Extracted data entries

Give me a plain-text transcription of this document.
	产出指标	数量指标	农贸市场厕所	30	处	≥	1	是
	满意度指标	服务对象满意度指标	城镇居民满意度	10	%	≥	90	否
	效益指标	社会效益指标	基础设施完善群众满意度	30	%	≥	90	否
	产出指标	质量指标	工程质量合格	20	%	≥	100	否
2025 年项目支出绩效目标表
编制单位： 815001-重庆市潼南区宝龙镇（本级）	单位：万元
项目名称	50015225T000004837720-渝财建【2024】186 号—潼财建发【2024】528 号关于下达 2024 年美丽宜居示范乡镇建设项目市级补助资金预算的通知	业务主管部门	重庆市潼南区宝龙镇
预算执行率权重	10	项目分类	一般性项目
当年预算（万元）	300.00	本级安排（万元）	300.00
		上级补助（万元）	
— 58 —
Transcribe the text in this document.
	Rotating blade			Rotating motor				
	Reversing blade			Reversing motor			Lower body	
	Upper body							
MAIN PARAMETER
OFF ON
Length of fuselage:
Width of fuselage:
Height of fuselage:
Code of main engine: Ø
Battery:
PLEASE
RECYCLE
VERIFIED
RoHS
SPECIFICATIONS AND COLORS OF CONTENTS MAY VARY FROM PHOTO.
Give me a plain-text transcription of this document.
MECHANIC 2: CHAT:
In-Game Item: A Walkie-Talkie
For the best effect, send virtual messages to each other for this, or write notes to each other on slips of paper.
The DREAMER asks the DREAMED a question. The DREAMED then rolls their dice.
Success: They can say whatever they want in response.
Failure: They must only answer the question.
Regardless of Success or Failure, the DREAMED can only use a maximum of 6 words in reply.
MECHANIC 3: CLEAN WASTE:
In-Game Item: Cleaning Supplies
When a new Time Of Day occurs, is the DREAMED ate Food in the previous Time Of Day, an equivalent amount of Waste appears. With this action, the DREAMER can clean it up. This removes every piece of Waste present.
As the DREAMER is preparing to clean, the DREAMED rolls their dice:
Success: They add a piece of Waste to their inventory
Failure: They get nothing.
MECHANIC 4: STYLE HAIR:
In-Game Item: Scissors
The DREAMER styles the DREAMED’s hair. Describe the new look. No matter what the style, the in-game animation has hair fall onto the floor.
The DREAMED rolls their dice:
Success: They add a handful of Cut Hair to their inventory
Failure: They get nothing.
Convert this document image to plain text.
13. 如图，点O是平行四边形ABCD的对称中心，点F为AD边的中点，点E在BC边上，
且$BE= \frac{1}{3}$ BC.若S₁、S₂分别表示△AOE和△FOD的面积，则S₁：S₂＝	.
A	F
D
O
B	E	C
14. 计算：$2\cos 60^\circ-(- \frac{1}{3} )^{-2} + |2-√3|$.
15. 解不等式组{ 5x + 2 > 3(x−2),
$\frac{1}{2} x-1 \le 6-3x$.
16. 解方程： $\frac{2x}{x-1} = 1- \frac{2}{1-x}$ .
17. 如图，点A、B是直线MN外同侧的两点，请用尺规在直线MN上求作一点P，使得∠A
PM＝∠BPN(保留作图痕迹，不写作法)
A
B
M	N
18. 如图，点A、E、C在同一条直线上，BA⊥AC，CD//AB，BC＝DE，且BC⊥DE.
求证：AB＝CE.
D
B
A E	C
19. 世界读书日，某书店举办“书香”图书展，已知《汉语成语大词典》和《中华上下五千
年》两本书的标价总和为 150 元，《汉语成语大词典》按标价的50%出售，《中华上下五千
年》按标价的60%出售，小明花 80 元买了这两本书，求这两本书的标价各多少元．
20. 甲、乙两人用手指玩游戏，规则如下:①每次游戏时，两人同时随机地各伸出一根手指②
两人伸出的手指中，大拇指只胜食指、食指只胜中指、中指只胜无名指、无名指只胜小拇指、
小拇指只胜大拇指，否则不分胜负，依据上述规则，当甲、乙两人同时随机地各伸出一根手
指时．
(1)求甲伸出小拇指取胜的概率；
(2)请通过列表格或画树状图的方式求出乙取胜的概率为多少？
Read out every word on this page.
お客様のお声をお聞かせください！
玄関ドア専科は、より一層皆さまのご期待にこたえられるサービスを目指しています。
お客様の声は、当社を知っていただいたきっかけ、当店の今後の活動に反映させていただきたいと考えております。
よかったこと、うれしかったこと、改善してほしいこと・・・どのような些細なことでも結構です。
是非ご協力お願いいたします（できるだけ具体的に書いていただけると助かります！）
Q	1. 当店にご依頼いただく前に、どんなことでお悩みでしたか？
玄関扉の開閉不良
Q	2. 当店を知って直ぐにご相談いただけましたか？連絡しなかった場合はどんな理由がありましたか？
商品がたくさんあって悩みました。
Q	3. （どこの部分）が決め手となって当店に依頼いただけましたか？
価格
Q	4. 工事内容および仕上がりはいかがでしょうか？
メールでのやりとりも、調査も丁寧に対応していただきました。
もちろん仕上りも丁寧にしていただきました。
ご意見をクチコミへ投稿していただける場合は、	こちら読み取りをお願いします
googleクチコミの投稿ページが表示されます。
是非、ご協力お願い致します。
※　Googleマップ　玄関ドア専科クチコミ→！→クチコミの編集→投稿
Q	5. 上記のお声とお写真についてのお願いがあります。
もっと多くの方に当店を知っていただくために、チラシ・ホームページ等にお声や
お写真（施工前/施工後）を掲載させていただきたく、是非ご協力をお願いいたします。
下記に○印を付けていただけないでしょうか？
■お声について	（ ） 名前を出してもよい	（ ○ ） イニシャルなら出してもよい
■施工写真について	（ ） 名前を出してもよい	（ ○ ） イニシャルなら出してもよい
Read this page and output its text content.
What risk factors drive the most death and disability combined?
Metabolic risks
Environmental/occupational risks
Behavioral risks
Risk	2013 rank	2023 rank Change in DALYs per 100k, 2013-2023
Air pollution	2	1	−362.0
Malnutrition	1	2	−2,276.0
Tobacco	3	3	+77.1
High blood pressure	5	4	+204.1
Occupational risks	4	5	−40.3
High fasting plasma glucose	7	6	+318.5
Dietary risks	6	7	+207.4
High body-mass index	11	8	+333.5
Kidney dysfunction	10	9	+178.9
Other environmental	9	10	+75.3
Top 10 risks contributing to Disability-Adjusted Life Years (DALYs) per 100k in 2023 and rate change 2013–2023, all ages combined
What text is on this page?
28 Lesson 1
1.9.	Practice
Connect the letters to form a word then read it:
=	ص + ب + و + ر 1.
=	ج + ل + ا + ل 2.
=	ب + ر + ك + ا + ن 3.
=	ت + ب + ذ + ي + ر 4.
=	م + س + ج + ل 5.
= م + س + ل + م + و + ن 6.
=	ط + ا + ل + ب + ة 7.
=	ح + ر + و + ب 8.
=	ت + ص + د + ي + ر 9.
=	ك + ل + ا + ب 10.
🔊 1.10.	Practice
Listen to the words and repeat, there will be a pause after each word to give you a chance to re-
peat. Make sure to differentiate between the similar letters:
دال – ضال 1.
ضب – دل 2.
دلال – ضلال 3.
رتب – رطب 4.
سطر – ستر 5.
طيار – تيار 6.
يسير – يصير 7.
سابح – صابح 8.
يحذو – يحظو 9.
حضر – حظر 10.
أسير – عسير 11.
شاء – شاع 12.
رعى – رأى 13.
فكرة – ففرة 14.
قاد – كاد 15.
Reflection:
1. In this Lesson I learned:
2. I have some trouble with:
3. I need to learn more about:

__EXERCISE BRIEF__: Of the lines in the data, how many contain the word "blade"? Provide the number and nothing further.

__CORRECT RESULT__: 2